** What to work on **
Search the listing for "выплаты" and copy every line where it appears.

** Task inputs **
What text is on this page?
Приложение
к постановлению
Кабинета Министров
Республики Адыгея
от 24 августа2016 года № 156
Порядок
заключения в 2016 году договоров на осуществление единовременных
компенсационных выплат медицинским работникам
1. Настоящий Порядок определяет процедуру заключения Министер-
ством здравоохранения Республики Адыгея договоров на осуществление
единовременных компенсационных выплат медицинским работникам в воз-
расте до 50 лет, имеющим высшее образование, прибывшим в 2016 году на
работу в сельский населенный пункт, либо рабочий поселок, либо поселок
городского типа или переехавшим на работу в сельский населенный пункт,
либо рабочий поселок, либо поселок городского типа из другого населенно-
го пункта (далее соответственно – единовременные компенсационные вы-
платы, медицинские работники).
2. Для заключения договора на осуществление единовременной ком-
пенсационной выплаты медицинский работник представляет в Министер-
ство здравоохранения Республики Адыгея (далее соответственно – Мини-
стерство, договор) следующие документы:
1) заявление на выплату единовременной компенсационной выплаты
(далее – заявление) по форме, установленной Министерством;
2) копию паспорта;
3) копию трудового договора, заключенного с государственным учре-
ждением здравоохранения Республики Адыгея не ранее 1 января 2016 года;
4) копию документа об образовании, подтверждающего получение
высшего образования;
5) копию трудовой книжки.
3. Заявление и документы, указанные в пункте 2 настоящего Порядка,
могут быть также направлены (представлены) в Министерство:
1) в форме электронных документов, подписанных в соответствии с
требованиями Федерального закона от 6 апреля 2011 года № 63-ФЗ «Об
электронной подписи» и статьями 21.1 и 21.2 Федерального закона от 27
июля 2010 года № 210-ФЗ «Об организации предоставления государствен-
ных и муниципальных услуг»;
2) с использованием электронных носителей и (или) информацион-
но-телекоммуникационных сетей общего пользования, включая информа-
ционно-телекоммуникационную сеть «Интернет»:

---

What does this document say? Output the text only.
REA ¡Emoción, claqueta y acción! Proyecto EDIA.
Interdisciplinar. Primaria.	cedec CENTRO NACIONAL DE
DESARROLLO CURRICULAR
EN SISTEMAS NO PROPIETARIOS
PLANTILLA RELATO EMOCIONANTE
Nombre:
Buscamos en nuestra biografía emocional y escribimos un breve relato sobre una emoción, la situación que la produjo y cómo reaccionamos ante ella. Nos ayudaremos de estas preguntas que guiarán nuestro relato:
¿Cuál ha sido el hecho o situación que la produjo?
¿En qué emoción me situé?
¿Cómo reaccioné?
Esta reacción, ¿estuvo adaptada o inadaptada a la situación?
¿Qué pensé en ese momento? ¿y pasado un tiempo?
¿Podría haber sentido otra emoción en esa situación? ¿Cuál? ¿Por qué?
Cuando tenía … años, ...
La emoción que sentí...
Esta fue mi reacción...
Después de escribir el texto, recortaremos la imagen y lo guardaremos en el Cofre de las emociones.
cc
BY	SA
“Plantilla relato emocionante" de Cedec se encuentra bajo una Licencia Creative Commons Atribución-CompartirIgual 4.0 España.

** Response **
пенсационной выплаты медицинский работник представляет в Министер-
1) заявление на выплату единовременной компенсационной выплаты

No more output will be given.